* GOAL
Copy out the stretch of the items below from their start through the line containing "The sales item stock shelves 40 is", exactly as the lines appear, with both ends included.
BEGIN THE DATA
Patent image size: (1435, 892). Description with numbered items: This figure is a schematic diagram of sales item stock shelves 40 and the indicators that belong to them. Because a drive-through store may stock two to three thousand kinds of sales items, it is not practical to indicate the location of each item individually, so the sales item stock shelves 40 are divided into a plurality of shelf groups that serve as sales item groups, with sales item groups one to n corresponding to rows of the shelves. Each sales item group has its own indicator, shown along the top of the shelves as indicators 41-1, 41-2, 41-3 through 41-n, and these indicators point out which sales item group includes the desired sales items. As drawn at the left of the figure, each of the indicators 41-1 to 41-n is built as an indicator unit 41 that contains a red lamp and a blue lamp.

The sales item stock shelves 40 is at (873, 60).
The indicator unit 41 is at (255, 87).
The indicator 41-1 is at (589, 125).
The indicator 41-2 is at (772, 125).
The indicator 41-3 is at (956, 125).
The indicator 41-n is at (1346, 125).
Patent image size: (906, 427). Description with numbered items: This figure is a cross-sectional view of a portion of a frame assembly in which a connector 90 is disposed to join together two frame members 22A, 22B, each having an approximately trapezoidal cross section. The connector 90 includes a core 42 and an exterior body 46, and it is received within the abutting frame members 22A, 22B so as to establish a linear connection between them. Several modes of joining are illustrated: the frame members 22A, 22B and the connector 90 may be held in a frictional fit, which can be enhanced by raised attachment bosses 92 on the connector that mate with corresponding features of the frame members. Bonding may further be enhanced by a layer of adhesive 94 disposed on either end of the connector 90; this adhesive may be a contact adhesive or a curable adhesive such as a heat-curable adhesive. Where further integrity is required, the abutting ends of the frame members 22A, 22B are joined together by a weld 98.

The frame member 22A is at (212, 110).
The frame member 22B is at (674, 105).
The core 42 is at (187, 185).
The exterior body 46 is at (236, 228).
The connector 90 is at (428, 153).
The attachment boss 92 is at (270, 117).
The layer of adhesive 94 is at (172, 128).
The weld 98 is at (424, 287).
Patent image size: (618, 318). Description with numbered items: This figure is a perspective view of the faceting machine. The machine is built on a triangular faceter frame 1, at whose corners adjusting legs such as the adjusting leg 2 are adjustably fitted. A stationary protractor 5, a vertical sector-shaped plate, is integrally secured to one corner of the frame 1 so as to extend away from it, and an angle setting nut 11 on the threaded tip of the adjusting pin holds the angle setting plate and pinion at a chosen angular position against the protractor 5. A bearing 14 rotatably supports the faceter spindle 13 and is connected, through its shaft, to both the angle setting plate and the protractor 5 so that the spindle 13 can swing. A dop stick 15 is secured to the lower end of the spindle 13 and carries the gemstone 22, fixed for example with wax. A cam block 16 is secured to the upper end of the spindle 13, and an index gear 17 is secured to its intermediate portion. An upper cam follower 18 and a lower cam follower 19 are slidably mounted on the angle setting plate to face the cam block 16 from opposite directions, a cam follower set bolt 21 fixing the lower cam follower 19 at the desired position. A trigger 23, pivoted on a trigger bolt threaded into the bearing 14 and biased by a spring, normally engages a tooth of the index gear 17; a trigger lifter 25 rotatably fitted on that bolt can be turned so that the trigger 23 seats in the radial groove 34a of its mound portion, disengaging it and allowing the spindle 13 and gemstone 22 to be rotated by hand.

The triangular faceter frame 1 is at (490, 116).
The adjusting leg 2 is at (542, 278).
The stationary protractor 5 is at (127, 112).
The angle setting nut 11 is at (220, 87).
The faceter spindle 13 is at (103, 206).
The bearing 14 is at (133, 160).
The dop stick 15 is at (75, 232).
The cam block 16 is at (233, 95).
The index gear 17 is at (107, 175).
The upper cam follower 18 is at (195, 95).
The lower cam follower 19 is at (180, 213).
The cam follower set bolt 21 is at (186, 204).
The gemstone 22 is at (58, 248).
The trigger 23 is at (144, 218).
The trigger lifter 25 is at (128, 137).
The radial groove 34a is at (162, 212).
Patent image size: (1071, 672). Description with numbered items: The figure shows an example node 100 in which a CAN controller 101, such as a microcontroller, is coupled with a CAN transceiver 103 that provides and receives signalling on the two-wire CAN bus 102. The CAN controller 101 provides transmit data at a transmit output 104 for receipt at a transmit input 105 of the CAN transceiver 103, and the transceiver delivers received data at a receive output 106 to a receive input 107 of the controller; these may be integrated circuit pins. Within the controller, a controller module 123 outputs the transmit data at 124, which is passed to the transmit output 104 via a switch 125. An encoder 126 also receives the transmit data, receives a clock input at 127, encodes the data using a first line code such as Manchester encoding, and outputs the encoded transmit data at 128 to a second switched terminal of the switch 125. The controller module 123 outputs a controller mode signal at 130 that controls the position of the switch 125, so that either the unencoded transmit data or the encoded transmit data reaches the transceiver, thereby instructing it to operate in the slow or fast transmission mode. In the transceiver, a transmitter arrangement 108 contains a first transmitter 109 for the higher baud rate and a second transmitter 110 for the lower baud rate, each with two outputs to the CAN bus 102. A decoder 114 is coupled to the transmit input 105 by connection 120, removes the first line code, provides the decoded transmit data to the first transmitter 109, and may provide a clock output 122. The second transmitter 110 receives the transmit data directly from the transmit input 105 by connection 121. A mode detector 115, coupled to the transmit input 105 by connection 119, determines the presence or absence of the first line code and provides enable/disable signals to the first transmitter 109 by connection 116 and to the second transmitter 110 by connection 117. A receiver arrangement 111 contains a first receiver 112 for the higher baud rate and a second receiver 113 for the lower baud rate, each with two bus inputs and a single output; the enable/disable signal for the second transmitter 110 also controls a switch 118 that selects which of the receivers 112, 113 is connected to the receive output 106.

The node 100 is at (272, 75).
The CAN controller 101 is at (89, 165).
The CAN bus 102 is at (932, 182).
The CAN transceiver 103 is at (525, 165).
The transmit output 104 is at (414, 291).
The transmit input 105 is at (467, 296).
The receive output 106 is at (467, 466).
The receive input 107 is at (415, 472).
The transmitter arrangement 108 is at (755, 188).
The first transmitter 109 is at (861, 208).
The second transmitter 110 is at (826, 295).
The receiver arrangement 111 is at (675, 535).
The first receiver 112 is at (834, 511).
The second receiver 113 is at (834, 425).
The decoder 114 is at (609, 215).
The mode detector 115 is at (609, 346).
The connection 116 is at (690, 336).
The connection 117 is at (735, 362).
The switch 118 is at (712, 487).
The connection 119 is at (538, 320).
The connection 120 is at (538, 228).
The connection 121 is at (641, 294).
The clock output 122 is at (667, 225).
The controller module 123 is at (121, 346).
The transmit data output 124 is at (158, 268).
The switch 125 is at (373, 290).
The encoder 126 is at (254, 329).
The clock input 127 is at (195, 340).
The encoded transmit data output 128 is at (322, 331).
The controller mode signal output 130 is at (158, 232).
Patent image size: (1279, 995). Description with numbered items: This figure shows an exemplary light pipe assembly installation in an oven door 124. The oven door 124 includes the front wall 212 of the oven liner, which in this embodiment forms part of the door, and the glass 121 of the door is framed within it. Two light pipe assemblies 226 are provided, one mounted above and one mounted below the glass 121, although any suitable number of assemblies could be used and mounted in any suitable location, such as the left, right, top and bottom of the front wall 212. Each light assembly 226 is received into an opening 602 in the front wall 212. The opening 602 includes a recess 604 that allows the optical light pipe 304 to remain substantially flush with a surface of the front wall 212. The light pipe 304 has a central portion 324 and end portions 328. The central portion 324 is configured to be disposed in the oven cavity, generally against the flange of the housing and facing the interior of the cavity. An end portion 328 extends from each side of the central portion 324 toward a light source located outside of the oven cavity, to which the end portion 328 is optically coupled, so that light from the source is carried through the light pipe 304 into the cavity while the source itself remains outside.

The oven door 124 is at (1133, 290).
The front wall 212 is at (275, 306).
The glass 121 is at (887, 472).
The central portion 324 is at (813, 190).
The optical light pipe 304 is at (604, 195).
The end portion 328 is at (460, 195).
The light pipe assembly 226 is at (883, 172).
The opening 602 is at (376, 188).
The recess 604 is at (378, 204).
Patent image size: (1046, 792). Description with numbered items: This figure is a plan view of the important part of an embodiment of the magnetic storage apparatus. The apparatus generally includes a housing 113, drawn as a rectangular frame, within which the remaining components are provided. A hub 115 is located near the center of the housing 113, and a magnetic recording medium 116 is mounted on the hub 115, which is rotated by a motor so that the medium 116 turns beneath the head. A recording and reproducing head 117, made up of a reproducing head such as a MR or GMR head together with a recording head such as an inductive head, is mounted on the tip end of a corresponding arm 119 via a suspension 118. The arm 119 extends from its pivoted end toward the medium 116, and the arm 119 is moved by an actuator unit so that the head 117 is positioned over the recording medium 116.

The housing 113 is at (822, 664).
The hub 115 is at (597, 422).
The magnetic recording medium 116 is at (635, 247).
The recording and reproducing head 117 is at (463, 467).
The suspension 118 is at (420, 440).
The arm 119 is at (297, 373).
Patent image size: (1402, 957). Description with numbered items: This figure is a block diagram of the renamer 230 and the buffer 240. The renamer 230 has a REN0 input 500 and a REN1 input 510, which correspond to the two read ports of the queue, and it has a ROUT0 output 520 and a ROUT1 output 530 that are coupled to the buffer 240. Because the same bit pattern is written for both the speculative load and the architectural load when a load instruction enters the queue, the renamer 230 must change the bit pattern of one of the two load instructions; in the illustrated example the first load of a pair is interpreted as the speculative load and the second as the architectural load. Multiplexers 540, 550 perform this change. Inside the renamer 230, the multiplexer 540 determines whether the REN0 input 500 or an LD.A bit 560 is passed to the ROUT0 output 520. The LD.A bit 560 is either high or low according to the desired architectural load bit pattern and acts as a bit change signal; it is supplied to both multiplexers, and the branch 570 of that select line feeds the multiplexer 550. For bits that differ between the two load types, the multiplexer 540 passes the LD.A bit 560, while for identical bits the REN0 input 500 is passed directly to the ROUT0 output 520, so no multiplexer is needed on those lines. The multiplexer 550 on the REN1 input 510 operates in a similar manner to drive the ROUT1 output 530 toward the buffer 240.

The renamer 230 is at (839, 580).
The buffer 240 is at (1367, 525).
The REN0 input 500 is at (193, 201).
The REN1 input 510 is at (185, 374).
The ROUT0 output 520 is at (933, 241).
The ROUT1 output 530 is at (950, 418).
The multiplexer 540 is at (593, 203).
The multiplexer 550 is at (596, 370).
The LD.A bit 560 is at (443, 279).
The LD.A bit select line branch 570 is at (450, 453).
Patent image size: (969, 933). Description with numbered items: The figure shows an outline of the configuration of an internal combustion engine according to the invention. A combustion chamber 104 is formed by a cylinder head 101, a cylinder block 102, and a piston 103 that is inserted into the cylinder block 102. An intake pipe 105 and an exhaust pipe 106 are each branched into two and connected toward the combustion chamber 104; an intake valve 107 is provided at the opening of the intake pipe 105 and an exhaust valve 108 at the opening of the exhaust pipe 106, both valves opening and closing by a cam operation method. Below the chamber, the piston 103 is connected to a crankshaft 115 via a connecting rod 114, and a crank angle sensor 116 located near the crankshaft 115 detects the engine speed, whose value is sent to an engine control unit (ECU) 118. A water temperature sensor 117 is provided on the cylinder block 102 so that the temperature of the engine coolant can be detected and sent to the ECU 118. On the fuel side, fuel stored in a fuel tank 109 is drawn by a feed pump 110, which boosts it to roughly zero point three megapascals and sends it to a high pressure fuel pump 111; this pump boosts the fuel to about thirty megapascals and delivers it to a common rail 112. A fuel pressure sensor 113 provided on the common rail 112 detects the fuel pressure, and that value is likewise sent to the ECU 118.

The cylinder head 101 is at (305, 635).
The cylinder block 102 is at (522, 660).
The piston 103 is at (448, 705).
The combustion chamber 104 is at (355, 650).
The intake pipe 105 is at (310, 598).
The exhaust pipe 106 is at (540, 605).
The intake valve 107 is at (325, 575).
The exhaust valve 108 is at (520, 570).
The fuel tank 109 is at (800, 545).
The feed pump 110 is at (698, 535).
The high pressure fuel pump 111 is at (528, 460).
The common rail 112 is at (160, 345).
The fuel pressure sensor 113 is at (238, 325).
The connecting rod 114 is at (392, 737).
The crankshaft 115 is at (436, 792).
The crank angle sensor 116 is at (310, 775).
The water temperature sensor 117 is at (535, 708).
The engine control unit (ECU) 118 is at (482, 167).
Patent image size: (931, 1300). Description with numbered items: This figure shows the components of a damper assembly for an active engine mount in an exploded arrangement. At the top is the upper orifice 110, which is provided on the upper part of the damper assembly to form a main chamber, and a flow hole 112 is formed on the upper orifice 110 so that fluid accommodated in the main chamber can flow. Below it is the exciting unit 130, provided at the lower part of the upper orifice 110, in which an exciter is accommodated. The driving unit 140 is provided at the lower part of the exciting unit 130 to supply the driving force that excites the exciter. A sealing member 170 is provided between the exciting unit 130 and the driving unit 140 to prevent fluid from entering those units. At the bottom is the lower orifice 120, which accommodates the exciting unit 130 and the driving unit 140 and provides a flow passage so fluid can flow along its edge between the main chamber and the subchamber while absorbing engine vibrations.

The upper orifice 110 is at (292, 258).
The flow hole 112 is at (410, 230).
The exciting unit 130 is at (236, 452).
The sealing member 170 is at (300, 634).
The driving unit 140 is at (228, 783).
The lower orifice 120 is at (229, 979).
END THE DATA
* SOLUTION BELOW
Patent image size: (1435, 892). Description with numbered items: This figure is a schematic diagram of sales item stock shelves 40 and the indicators that belong to them. Because a drive-through store may stock two to three thousand kinds of sales items, it is not practical to indicate the location of each item individually, so the sales item stock shelves 40 are divided into a plurality of shelf groups that serve as sales item groups, with sales item groups one to n corresponding to rows of the shelves. Each sales item group has its own indicator, shown along the top of the shelves as indicators 41-1, 41-2, 41-3 through 41-n, and these indicators point out which sales item group includes the desired sales items. As drawn at the left of the figure, each of the indicators 41-1 to 41-n is built as an indicator unit 41 that contains a red lamp and a blue lamp.

The sales item stock shelves 40 is at (873, 60).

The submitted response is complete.